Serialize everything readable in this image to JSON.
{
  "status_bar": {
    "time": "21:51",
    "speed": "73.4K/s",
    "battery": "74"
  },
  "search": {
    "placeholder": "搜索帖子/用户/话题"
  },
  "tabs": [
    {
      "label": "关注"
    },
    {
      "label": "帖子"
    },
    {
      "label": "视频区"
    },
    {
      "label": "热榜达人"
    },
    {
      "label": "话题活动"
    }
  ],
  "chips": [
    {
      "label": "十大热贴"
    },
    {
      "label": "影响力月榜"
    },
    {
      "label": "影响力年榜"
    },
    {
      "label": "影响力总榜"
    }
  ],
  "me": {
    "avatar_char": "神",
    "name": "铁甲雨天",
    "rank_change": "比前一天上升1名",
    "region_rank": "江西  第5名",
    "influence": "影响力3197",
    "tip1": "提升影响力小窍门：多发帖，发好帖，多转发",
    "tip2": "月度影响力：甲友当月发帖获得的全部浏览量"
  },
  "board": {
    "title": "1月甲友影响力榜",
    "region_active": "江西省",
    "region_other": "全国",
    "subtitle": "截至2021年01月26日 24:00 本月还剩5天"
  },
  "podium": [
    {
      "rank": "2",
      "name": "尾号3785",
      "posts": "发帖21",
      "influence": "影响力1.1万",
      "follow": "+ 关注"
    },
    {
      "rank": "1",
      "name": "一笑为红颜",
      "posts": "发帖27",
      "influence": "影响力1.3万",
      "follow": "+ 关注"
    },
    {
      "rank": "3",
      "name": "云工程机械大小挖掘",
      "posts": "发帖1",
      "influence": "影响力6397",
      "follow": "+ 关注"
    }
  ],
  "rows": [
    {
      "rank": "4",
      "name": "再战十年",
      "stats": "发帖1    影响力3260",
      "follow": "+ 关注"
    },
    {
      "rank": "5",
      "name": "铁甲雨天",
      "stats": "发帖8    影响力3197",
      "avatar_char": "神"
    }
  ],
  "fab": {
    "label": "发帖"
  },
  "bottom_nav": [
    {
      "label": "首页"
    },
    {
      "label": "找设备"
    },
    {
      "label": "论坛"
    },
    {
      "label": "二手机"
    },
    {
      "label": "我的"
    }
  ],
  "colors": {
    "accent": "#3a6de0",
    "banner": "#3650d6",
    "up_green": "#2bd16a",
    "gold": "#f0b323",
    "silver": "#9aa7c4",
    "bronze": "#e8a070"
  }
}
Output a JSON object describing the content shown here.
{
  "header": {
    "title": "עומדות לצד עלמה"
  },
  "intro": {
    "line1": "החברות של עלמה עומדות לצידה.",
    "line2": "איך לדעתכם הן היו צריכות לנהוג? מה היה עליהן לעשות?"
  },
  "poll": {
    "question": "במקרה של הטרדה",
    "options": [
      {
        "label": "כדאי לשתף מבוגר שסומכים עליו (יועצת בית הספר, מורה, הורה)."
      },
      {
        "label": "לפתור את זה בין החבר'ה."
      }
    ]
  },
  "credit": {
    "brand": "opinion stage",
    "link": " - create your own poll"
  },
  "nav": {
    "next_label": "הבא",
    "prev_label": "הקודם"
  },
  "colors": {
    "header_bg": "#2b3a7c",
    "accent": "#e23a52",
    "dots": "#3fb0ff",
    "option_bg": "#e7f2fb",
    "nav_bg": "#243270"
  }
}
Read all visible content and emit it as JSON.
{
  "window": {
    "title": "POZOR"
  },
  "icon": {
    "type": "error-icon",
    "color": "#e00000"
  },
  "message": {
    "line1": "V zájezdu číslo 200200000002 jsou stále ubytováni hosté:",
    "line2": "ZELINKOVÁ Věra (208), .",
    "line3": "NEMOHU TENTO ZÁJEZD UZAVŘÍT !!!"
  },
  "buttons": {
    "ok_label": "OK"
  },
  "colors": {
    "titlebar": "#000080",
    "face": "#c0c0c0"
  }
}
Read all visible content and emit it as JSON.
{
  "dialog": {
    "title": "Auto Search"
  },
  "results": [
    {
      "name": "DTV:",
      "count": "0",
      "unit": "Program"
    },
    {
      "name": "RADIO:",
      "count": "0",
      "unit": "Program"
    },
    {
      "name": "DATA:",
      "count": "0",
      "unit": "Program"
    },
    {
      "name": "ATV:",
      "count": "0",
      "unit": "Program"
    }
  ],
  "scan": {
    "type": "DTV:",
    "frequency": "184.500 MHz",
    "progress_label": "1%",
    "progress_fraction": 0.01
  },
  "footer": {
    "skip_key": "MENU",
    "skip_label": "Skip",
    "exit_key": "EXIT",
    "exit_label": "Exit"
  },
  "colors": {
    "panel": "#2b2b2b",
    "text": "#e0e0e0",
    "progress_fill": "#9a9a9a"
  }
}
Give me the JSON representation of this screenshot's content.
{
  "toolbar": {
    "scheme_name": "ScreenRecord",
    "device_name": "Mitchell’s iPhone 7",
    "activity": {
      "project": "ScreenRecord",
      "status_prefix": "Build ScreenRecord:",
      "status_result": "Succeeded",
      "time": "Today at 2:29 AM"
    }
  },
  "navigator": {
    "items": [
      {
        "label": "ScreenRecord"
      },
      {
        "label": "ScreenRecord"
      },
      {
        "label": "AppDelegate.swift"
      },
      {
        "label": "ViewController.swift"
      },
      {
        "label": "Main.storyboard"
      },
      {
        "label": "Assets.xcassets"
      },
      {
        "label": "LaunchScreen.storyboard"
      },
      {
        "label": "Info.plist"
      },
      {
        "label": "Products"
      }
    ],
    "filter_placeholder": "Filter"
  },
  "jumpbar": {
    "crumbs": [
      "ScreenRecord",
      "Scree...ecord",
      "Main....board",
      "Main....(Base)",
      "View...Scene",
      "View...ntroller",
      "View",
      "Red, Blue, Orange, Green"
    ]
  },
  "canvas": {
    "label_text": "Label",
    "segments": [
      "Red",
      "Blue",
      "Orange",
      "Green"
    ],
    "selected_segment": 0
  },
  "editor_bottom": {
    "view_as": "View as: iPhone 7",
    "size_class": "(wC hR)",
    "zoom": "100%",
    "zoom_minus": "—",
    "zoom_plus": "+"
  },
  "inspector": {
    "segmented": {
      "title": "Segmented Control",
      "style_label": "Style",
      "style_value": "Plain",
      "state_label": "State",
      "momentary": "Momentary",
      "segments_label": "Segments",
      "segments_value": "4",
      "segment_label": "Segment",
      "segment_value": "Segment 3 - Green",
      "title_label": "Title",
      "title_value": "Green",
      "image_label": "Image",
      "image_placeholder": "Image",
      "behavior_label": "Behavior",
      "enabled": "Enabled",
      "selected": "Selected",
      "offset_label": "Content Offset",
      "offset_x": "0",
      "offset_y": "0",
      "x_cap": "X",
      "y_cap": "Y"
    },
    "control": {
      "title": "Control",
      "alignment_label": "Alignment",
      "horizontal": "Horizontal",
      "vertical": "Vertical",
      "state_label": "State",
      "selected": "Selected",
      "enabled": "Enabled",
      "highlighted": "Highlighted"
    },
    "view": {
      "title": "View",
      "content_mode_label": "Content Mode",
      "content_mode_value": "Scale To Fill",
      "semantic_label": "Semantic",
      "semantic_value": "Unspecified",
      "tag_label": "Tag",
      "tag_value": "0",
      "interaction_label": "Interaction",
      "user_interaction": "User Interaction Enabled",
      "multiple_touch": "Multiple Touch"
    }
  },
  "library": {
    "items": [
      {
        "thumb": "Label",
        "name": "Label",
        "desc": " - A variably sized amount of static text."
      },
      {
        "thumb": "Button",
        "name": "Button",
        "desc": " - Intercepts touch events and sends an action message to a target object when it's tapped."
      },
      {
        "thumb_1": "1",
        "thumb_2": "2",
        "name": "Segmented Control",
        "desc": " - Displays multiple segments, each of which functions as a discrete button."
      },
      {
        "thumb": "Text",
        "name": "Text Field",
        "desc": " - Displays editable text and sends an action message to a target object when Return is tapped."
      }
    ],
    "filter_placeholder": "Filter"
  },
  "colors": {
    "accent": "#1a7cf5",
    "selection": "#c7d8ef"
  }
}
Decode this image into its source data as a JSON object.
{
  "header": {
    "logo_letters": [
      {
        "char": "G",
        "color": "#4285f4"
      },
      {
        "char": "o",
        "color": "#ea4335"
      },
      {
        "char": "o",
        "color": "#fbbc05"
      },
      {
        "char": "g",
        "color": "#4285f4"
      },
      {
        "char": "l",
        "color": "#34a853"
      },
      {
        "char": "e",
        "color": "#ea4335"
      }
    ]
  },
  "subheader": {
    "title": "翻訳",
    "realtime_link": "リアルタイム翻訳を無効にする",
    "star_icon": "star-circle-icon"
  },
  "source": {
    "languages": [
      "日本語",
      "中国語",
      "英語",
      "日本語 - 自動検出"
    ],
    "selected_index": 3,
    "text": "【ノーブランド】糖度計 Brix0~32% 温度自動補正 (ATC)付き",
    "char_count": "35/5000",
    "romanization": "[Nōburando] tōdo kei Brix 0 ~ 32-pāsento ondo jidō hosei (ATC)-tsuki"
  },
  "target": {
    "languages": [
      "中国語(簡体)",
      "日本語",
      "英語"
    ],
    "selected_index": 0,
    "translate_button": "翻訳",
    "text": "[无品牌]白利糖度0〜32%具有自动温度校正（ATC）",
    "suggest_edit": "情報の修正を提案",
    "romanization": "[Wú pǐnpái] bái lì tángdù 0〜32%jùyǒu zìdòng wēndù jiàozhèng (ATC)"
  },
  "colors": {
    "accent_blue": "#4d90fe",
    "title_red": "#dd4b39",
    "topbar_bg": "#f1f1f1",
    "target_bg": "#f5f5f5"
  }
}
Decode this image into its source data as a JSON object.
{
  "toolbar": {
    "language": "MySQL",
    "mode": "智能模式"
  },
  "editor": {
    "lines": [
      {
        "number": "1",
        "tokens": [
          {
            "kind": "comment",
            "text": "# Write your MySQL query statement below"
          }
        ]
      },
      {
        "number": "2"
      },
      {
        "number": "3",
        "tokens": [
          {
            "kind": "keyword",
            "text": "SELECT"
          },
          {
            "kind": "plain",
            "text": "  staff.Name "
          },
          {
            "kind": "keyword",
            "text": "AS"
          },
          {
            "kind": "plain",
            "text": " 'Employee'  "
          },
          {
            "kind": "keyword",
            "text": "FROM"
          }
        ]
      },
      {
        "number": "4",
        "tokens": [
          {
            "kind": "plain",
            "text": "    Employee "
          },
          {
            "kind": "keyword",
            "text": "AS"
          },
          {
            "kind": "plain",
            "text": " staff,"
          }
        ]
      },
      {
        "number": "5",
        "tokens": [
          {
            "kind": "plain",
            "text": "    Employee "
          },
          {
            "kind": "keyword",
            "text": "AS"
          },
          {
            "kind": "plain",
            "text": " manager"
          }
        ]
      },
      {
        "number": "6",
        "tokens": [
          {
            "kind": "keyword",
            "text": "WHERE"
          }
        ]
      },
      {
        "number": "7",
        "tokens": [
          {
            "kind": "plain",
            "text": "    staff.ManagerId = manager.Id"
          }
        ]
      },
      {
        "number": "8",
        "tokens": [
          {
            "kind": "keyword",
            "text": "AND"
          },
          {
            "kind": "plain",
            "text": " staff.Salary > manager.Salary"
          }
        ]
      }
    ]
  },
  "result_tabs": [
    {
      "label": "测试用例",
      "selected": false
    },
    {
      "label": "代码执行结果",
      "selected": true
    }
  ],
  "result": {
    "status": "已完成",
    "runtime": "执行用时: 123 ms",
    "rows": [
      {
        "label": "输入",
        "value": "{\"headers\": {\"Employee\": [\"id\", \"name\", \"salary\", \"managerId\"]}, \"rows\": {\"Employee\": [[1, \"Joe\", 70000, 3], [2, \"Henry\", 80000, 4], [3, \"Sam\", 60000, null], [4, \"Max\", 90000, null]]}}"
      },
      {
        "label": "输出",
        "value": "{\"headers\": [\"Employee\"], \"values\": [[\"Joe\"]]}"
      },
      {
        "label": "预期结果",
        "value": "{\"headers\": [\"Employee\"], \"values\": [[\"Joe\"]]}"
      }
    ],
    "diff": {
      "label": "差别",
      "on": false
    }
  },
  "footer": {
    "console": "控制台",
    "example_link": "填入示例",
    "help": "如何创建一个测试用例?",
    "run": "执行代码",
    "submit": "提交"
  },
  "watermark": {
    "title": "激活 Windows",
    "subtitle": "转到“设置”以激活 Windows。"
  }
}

* * *

▸ DIRECTIONS FOR THIS TASK: Copy out every line of the listing that contains the string "MySQL".

▸ COMPLETE RESPONSE:
    "language": "MySQL",
            "text": "# Write your MySQL query statement below"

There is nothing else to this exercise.